Task objective: Could you reproduce every line of the data below without changing a single character, leaving out the pictures?

▼

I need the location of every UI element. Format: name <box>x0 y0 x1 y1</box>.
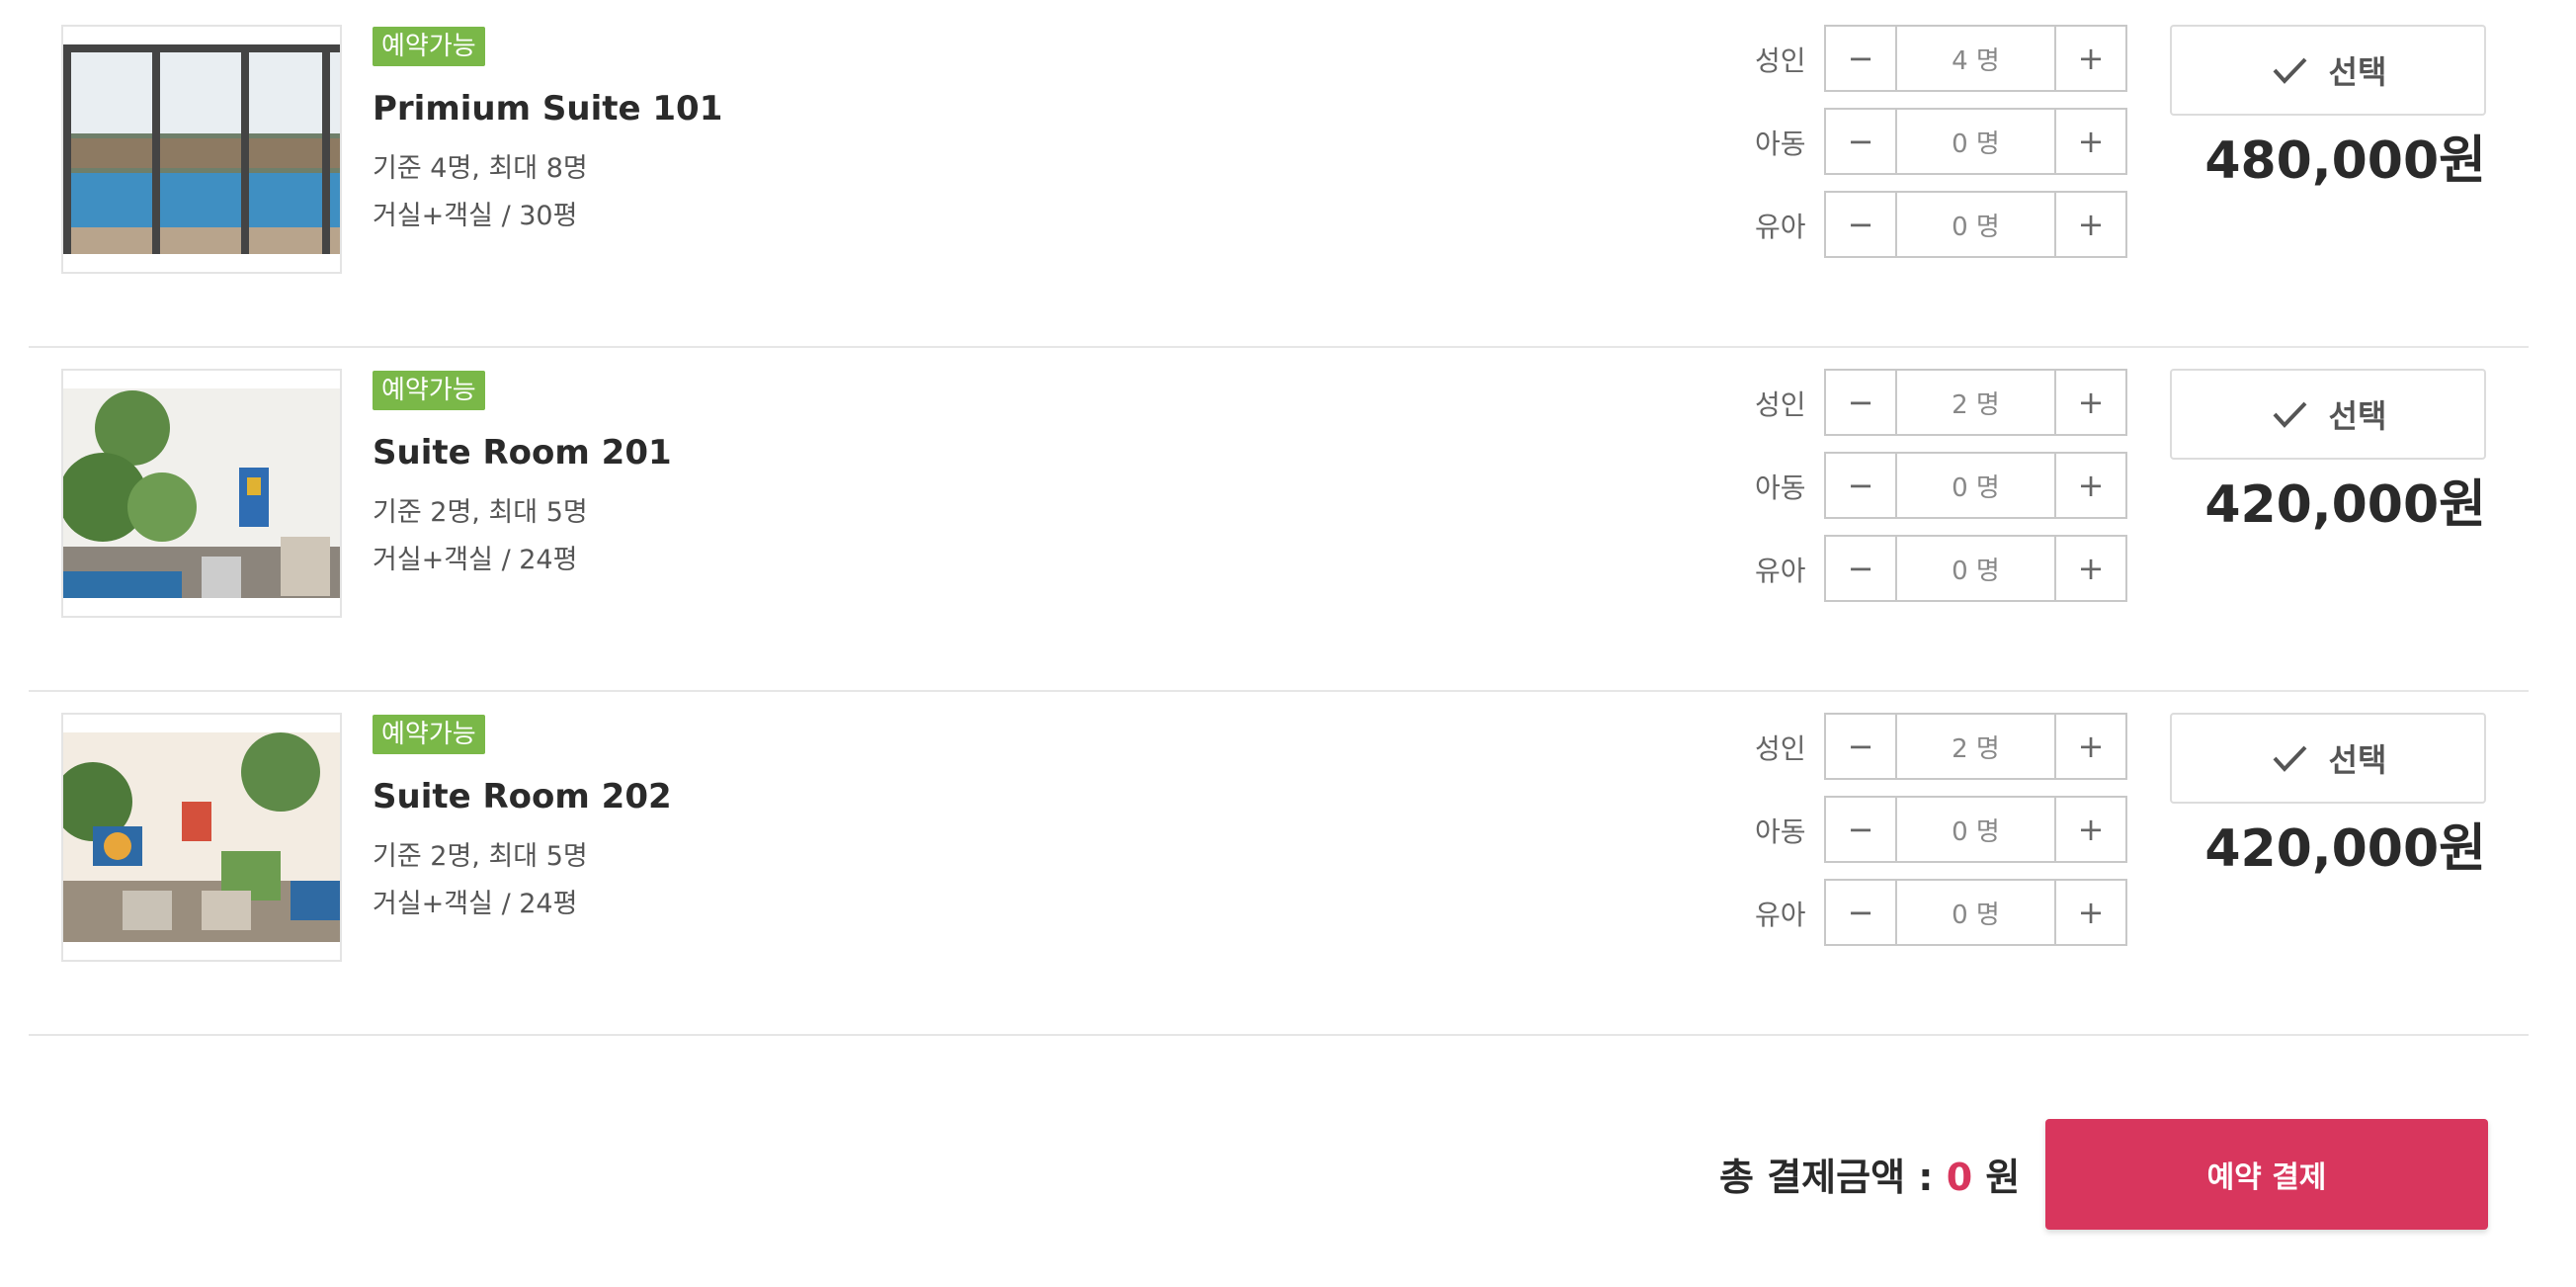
decrease-button[interactable]: − <box>1826 454 1897 517</box>
room-price: 420,000원 <box>2204 475 2486 535</box>
availability-badge: 예약가능 <box>373 715 485 754</box>
check-icon <box>2273 745 2306 772</box>
room-name: Primium Suite 101 <box>373 89 723 129</box>
adult-label: 성인 <box>1755 44 1806 77</box>
child-count: 0 명 <box>1952 472 2000 503</box>
increase-button[interactable]: + <box>2054 27 2125 90</box>
select-label: 선택 <box>2328 741 2387 779</box>
room-price: 480,000원 <box>2204 131 2486 191</box>
infant-stepper: − 0 명 + <box>1824 879 2127 946</box>
room-size: 거실+객실 / 24평 <box>373 889 578 919</box>
child-stepper: − 0 명 + <box>1824 108 2127 175</box>
decrease-button[interactable]: − <box>1826 715 1897 778</box>
total-payment: 총 결제금액 : 0 원 <box>1719 1147 2020 1201</box>
availability-badge: 예약가능 <box>373 371 485 410</box>
infant-count: 0 명 <box>1952 212 2000 242</box>
child-label: 아동 <box>1755 815 1806 848</box>
decrease-button[interactable]: − <box>1826 371 1897 434</box>
room-name: Suite Room 202 <box>373 777 672 816</box>
infant-label: 유아 <box>1755 211 1806 243</box>
room-photo[interactable] <box>61 369 342 618</box>
select-label: 선택 <box>2328 53 2387 91</box>
total-label: 총 결제금액 : <box>1719 1156 1947 1199</box>
increase-button[interactable]: + <box>2054 537 2125 600</box>
decrease-button[interactable]: − <box>1826 881 1897 944</box>
room-size: 거실+객실 / 24평 <box>373 545 578 575</box>
increase-button[interactable]: + <box>2054 110 2125 173</box>
adult-count: 4 명 <box>1952 45 2000 76</box>
select-room-button[interactable]: 선택 <box>2170 713 2486 804</box>
increase-button[interactable]: + <box>2054 881 2125 944</box>
adult-count: 2 명 <box>1952 733 2000 764</box>
adult-count: 2 명 <box>1952 389 2000 420</box>
increase-button[interactable]: + <box>2054 371 2125 434</box>
adult-label: 성인 <box>1755 388 1806 421</box>
infant-label: 유아 <box>1755 899 1806 931</box>
adult-stepper: − 2 명 + <box>1824 713 2127 780</box>
check-icon <box>2273 401 2306 428</box>
availability-badge: 예약가능 <box>373 27 485 66</box>
total-unit: 원 <box>1972 1156 2021 1199</box>
child-stepper: − 0 명 + <box>1824 796 2127 863</box>
select-room-button[interactable]: 선택 <box>2170 369 2486 460</box>
room-capacity: 기준 2명, 최대 5명 <box>373 841 588 872</box>
room-price: 420,000원 <box>2204 819 2486 879</box>
child-count: 0 명 <box>1952 129 2000 159</box>
room-photo[interactable] <box>61 713 342 962</box>
child-count: 0 명 <box>1952 816 2000 847</box>
room-row: 예약가능 Primium Suite 101 기준 4명, 최대 8명 거실+객… <box>29 0 2529 348</box>
check-icon <box>2273 57 2306 84</box>
adult-stepper: − 2 명 + <box>1824 369 2127 436</box>
child-label: 아동 <box>1755 472 1806 504</box>
infant-stepper: − 0 명 + <box>1824 191 2127 258</box>
room-size: 거실+객실 / 30평 <box>373 201 578 231</box>
total-amount: 0 <box>1946 1156 1973 1199</box>
decrease-button[interactable]: − <box>1826 798 1897 861</box>
child-stepper: − 0 명 + <box>1824 452 2127 519</box>
infant-stepper: − 0 명 + <box>1824 535 2127 602</box>
adult-label: 성인 <box>1755 732 1806 765</box>
room-row: 예약가능 Suite Room 202 기준 2명, 최대 5명 거실+객실 /… <box>29 688 2529 1036</box>
decrease-button[interactable]: − <box>1826 27 1897 90</box>
select-room-button[interactable]: 선택 <box>2170 25 2486 116</box>
room-capacity: 기준 2명, 최대 5명 <box>373 497 588 528</box>
room-name: Suite Room 201 <box>373 433 672 472</box>
increase-button[interactable]: + <box>2054 715 2125 778</box>
room-capacity: 기준 4명, 최대 8명 <box>373 153 588 184</box>
infant-count: 0 명 <box>1952 900 2000 930</box>
adult-stepper: − 4 명 + <box>1824 25 2127 92</box>
increase-button[interactable]: + <box>2054 193 2125 256</box>
infant-count: 0 명 <box>1952 556 2000 586</box>
child-label: 아동 <box>1755 128 1806 160</box>
reserve-pay-button[interactable]: 예약 결제 <box>2045 1119 2488 1230</box>
room-photo[interactable] <box>61 25 342 274</box>
decrease-button[interactable]: − <box>1826 110 1897 173</box>
decrease-button[interactable]: − <box>1826 537 1897 600</box>
increase-button[interactable]: + <box>2054 454 2125 517</box>
infant-label: 유아 <box>1755 555 1806 587</box>
decrease-button[interactable]: − <box>1826 193 1897 256</box>
select-label: 선택 <box>2328 397 2387 435</box>
increase-button[interactable]: + <box>2054 798 2125 861</box>
room-row: 예약가능 Suite Room 201 기준 2명, 최대 5명 거실+객실 /… <box>29 344 2529 692</box>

▲

Answer to this task:
I need the location of every UI element. Format: name <box>x0 y0 x1 y1</box>.
decrease-button[interactable]: − <box>1826 454 1897 517</box>
room-price: 420,000원 <box>2204 475 2486 535</box>
availability-badge: 예약가능 <box>373 715 485 754</box>
check-icon <box>2273 745 2306 772</box>
room-name: Primium Suite 101 <box>373 89 723 129</box>
adult-label: 성인 <box>1755 44 1806 77</box>
child-count: 0 명 <box>1952 472 2000 503</box>
increase-button[interactable]: + <box>2054 27 2125 90</box>
select-label: 선택 <box>2328 741 2387 779</box>
room-price: 480,000원 <box>2204 131 2486 191</box>
infant-stepper: − 0 명 + <box>1824 879 2127 946</box>
room-size: 거실+객실 / 24평 <box>373 889 578 919</box>
child-stepper: − 0 명 + <box>1824 108 2127 175</box>
decrease-button[interactable]: − <box>1826 715 1897 778</box>
total-payment: 총 결제금액 : 0 원 <box>1719 1147 2020 1201</box>
availability-badge: 예약가능 <box>373 371 485 410</box>
infant-count: 0 명 <box>1952 212 2000 242</box>
child-label: 아동 <box>1755 815 1806 848</box>
decrease-button[interactable]: − <box>1826 371 1897 434</box>
room-name: Suite Room 202 <box>373 777 672 816</box>
infant-label: 유아 <box>1755 211 1806 243</box>
room-photo[interactable] <box>61 369 342 618</box>
select-label: 선택 <box>2328 53 2387 91</box>
total-label: 총 결제금액 : <box>1719 1156 1947 1199</box>
increase-button[interactable]: + <box>2054 537 2125 600</box>
decrease-button[interactable]: − <box>1826 881 1897 944</box>
room-size: 거실+객실 / 24평 <box>373 545 578 575</box>
increase-button[interactable]: + <box>2054 110 2125 173</box>
adult-count: 4 명 <box>1952 45 2000 76</box>
select-room-button[interactable]: 선택 <box>2170 713 2486 804</box>
increase-button[interactable]: + <box>2054 881 2125 944</box>
adult-count: 2 명 <box>1952 733 2000 764</box>
adult-count: 2 명 <box>1952 389 2000 420</box>
increase-button[interactable]: + <box>2054 371 2125 434</box>
adult-label: 성인 <box>1755 388 1806 421</box>
infant-label: 유아 <box>1755 899 1806 931</box>
adult-stepper: − 2 명 + <box>1824 713 2127 780</box>
check-icon <box>2273 401 2306 428</box>
availability-badge: 예약가능 <box>373 27 485 66</box>
total-unit: 원 <box>1972 1156 2021 1199</box>
child-stepper: − 0 명 + <box>1824 796 2127 863</box>
select-room-button[interactable]: 선택 <box>2170 369 2486 460</box>
room-capacity: 기준 2명, 최대 5명 <box>373 841 588 872</box>
room-price: 420,000원 <box>2204 819 2486 879</box>
child-count: 0 명 <box>1952 129 2000 159</box>
room-photo[interactable] <box>61 713 342 962</box>
child-count: 0 명 <box>1952 816 2000 847</box>
room-row: 예약가능 Primium Suite 101 기준 4명, 최대 8명 거실+객… <box>29 0 2529 348</box>
check-icon <box>2273 57 2306 84</box>
adult-stepper: − 2 명 + <box>1824 369 2127 436</box>
child-label: 아동 <box>1755 472 1806 504</box>
infant-stepper: − 0 명 + <box>1824 191 2127 258</box>
room-size: 거실+객실 / 30평 <box>373 201 578 231</box>
total-amount: 0 <box>1946 1156 1973 1199</box>
decrease-button[interactable]: − <box>1826 798 1897 861</box>
child-stepper: − 0 명 + <box>1824 452 2127 519</box>
infant-stepper: − 0 명 + <box>1824 535 2127 602</box>
adult-label: 성인 <box>1755 732 1806 765</box>
room-row: 예약가능 Suite Room 202 기준 2명, 최대 5명 거실+객실 /… <box>29 688 2529 1036</box>
decrease-button[interactable]: − <box>1826 27 1897 90</box>
select-room-button[interactable]: 선택 <box>2170 25 2486 116</box>
room-capacity: 기준 2명, 최대 5명 <box>373 497 588 528</box>
room-name: Suite Room 201 <box>373 433 672 472</box>
increase-button[interactable]: + <box>2054 715 2125 778</box>
room-capacity: 기준 4명, 최대 8명 <box>373 153 588 184</box>
infant-count: 0 명 <box>1952 900 2000 930</box>
adult-stepper: − 4 명 + <box>1824 25 2127 92</box>
increase-button[interactable]: + <box>2054 193 2125 256</box>
infant-count: 0 명 <box>1952 556 2000 586</box>
child-label: 아동 <box>1755 128 1806 160</box>
reserve-pay-button[interactable]: 예약 결제 <box>2045 1119 2488 1230</box>
room-photo[interactable] <box>61 25 342 274</box>
decrease-button[interactable]: − <box>1826 110 1897 173</box>
decrease-button[interactable]: − <box>1826 537 1897 600</box>
increase-button[interactable]: + <box>2054 454 2125 517</box>
infant-label: 유아 <box>1755 555 1806 587</box>
decrease-button[interactable]: − <box>1826 193 1897 256</box>
select-label: 선택 <box>2328 397 2387 435</box>
increase-button[interactable]: + <box>2054 798 2125 861</box>
room-row: 예약가능 Suite Room 201 기준 2명, 최대 5명 거실+객실 /… <box>29 344 2529 692</box>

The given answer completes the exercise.